● **Entries supplied**:

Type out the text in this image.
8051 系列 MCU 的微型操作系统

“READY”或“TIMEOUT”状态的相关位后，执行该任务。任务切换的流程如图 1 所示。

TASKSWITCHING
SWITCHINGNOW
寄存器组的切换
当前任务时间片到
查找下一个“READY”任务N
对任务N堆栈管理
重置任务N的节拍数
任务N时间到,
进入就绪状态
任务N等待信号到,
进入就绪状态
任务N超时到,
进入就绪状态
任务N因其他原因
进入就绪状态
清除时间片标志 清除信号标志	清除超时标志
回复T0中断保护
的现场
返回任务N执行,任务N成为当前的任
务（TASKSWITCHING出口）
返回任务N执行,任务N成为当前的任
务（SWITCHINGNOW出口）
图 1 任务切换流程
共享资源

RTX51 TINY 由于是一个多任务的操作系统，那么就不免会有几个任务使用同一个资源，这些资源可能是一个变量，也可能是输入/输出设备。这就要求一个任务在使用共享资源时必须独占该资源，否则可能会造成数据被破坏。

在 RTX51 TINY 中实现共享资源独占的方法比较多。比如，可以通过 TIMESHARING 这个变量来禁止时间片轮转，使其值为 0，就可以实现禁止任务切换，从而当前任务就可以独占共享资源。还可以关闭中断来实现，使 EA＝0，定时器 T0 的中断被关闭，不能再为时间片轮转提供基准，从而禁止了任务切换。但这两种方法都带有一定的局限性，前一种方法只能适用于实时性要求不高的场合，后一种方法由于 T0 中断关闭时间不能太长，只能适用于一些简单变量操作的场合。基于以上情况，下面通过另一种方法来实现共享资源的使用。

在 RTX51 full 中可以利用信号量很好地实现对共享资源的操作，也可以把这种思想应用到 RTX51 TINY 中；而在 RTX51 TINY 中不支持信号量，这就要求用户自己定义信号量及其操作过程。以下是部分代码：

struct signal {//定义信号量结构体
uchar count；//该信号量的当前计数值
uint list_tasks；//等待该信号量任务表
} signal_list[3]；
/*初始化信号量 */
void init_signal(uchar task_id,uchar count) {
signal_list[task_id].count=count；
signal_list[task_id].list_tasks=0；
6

● **Exercise directions**: Take the entries above and copy them out exactly.

● **Response**:
Type out the text in this image.
8051 系列 MCU 的微型操作系统

“READY”或“TIMEOUT”状态的相关位后，执行该任务。任务切换的流程如图 1 所示。

TASKSWITCHING
SWITCHINGNOW
寄存器组的切换
当前任务时间片到
查找下一个“READY”任务N
对任务N堆栈管理
重置任务N的节拍数
任务N时间到,
进入就绪状态
任务N等待信号到,
进入就绪状态
任务N超时到,
进入就绪状态
任务N因其他原因
进入就绪状态
清除时间片标志 清除信号标志	清除超时标志
回复T0中断保护
的现场
返回任务N执行,任务N成为当前的任
务（TASKSWITCHING出口）
返回任务N执行,任务N成为当前的任
务（SWITCHINGNOW出口）
图 1 任务切换流程
共享资源

RTX51 TINY 由于是一个多任务的操作系统，那么就不免会有几个任务使用同一个资源，这些资源可能是一个变量，也可能是输入/输出设备。这就要求一个任务在使用共享资源时必须独占该资源，否则可能会造成数据被破坏。

在 RTX51 TINY 中实现共享资源独占的方法比较多。比如，可以通过 TIMESHARING 这个变量来禁止时间片轮转，使其值为 0，就可以实现禁止任务切换，从而当前任务就可以独占共享资源。还可以关闭中断来实现，使 EA＝0，定时器 T0 的中断被关闭，不能再为时间片轮转提供基准，从而禁止了任务切换。但这两种方法都带有一定的局限性，前一种方法只能适用于实时性要求不高的场合，后一种方法由于 T0 中断关闭时间不能太长，只能适用于一些简单变量操作的场合。基于以上情况，下面通过另一种方法来实现共享资源的使用。

在 RTX51 full 中可以利用信号量很好地实现对共享资源的操作，也可以把这种思想应用到 RTX51 TINY 中；而在 RTX51 TINY 中不支持信号量，这就要求用户自己定义信号量及其操作过程。以下是部分代码：

struct signal {//定义信号量结构体
uchar count；//该信号量的当前计数值
uint list_tasks；//等待该信号量任务表
} signal_list[3]；
/*初始化信号量 */
void init_signal(uchar task_id,uchar count) {
signal_list[task_id].count=count；
signal_list[task_id].list_tasks=0；
6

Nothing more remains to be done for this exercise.